_What to work on_. Spot every line with the word "brand" and return it.

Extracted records
··········

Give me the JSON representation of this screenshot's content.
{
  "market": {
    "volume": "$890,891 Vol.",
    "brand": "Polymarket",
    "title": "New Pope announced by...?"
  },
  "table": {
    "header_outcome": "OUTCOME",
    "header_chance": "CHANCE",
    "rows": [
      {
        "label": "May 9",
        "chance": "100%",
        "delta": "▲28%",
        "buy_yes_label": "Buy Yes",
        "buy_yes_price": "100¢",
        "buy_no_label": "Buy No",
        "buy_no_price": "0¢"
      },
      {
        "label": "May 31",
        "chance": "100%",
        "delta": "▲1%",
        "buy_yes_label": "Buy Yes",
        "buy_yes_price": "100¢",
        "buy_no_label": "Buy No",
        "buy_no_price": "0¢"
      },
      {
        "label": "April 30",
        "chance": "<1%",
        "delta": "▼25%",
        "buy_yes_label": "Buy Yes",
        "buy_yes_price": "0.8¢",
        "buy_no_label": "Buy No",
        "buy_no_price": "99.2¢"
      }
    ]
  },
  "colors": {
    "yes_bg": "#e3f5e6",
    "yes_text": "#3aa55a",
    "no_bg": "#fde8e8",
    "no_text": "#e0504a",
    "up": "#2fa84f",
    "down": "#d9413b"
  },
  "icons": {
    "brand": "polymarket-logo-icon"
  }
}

··········

_The response_.
    "brand": "Polymarket",
    "brand": "polymarket-logo-icon"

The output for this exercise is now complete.